Entries from a dataset:

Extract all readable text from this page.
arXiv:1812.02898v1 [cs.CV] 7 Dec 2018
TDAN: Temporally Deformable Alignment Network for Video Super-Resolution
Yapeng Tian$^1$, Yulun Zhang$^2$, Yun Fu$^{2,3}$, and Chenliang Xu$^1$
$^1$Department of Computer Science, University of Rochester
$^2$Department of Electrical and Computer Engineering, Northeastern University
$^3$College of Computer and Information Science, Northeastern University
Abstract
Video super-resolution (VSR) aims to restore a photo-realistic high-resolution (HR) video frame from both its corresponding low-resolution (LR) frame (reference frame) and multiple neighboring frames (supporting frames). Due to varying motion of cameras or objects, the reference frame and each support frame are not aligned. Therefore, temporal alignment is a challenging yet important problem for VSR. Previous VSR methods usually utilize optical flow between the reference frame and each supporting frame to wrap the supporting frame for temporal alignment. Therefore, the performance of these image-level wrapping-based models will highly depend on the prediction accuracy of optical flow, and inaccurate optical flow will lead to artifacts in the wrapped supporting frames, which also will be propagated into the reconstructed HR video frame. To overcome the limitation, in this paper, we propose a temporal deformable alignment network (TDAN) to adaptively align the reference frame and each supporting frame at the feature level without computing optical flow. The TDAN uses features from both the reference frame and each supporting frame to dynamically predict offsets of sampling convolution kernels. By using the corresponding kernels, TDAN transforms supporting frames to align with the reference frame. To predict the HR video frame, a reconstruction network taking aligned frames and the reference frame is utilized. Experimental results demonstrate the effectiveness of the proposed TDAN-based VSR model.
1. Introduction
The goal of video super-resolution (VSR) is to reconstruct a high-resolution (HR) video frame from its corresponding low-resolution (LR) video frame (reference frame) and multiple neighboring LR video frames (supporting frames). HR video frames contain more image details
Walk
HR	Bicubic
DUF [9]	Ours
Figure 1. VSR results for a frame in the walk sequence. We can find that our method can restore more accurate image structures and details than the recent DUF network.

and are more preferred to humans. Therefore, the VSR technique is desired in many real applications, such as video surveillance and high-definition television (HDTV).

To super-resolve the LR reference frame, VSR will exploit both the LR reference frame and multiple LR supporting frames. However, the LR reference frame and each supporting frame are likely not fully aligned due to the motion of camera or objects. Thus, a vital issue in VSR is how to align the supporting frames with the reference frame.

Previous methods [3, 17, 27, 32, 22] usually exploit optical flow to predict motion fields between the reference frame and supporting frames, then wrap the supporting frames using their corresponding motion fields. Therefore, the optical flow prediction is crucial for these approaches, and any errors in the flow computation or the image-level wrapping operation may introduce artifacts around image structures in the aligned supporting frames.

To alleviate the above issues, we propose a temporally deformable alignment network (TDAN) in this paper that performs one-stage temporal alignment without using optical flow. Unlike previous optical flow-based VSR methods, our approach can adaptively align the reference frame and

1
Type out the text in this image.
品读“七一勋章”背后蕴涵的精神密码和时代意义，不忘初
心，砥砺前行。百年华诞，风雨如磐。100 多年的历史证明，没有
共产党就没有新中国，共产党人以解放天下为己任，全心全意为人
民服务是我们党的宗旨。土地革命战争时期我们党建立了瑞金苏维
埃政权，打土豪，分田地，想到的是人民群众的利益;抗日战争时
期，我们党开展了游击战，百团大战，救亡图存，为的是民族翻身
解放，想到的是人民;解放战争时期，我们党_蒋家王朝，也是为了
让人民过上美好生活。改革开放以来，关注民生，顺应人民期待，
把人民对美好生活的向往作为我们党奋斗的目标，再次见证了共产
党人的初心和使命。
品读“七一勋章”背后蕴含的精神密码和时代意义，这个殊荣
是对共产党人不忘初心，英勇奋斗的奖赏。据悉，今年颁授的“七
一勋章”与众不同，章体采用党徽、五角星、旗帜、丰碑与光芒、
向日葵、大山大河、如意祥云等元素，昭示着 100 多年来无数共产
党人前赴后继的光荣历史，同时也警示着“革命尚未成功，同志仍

## To do
Restate the data above word for word.

## Right answer
Extract all readable text from this page.
arXiv:1812.02898v1 [cs.CV] 7 Dec 2018
TDAN: Temporally Deformable Alignment Network for Video Super-Resolution
Yapeng Tian$^1$, Yulun Zhang$^2$, Yun Fu$^{2,3}$, and Chenliang Xu$^1$
$^1$Department of Computer Science, University of Rochester
$^2$Department of Electrical and Computer Engineering, Northeastern University
$^3$College of Computer and Information Science, Northeastern University
Abstract
Video super-resolution (VSR) aims to restore a photo-realistic high-resolution (HR) video frame from both its corresponding low-resolution (LR) frame (reference frame) and multiple neighboring frames (supporting frames). Due to varying motion of cameras or objects, the reference frame and each support frame are not aligned. Therefore, temporal alignment is a challenging yet important problem for VSR. Previous VSR methods usually utilize optical flow between the reference frame and each supporting frame to wrap the supporting frame for temporal alignment. Therefore, the performance of these image-level wrapping-based models will highly depend on the prediction accuracy of optical flow, and inaccurate optical flow will lead to artifacts in the wrapped supporting frames, which also will be propagated into the reconstructed HR video frame. To overcome the limitation, in this paper, we propose a temporal deformable alignment network (TDAN) to adaptively align the reference frame and each supporting frame at the feature level without computing optical flow. The TDAN uses features from both the reference frame and each supporting frame to dynamically predict offsets of sampling convolution kernels. By using the corresponding kernels, TDAN transforms supporting frames to align with the reference frame. To predict the HR video frame, a reconstruction network taking aligned frames and the reference frame is utilized. Experimental results demonstrate the effectiveness of the proposed TDAN-based VSR model.
1. Introduction
The goal of video super-resolution (VSR) is to reconstruct a high-resolution (HR) video frame from its corresponding low-resolution (LR) video frame (reference frame) and multiple neighboring LR video frames (supporting frames). HR video frames contain more image details
Walk
HR	Bicubic
DUF [9]	Ours
Figure 1. VSR results for a frame in the walk sequence. We can find that our method can restore more accurate image structures and details than the recent DUF network.

and are more preferred to humans. Therefore, the VSR technique is desired in many real applications, such as video surveillance and high-definition television (HDTV).

To super-resolve the LR reference frame, VSR will exploit both the LR reference frame and multiple LR supporting frames. However, the LR reference frame and each supporting frame are likely not fully aligned due to the motion of camera or objects. Thus, a vital issue in VSR is how to align the supporting frames with the reference frame.

Previous methods [3, 17, 27, 32, 22] usually exploit optical flow to predict motion fields between the reference frame and supporting frames, then wrap the supporting frames using their corresponding motion fields. Therefore, the optical flow prediction is crucial for these approaches, and any errors in the flow computation or the image-level wrapping operation may introduce artifacts around image structures in the aligned supporting frames.

To alleviate the above issues, we propose a temporally deformable alignment network (TDAN) in this paper that performs one-stage temporal alignment without using optical flow. Unlike previous optical flow-based VSR methods, our approach can adaptively align the reference frame and

1
Type out the text in this image.
品读“七一勋章”背后蕴涵的精神密码和时代意义，不忘初
心，砥砺前行。百年华诞，风雨如磐。100 多年的历史证明，没有
共产党就没有新中国，共产党人以解放天下为己任，全心全意为人
民服务是我们党的宗旨。土地革命战争时期我们党建立了瑞金苏维
埃政权，打土豪，分田地，想到的是人民群众的利益;抗日战争时
期，我们党开展了游击战，百团大战，救亡图存，为的是民族翻身
解放，想到的是人民;解放战争时期，我们党_蒋家王朝，也是为了
让人民过上美好生活。改革开放以来，关注民生，顺应人民期待，
把人民对美好生活的向往作为我们党奋斗的目标，再次见证了共产
党人的初心和使命。
品读“七一勋章”背后蕴含的精神密码和时代意义，这个殊荣
是对共产党人不忘初心，英勇奋斗的奖赏。据悉，今年颁授的“七
一勋章”与众不同，章体采用党徽、五角星、旗帜、丰碑与光芒、
向日葵、大山大河、如意祥云等元素，昭示着 100 多年来无数共产
党人前赴后继的光荣历史，同时也警示着“革命尚未成功，同志仍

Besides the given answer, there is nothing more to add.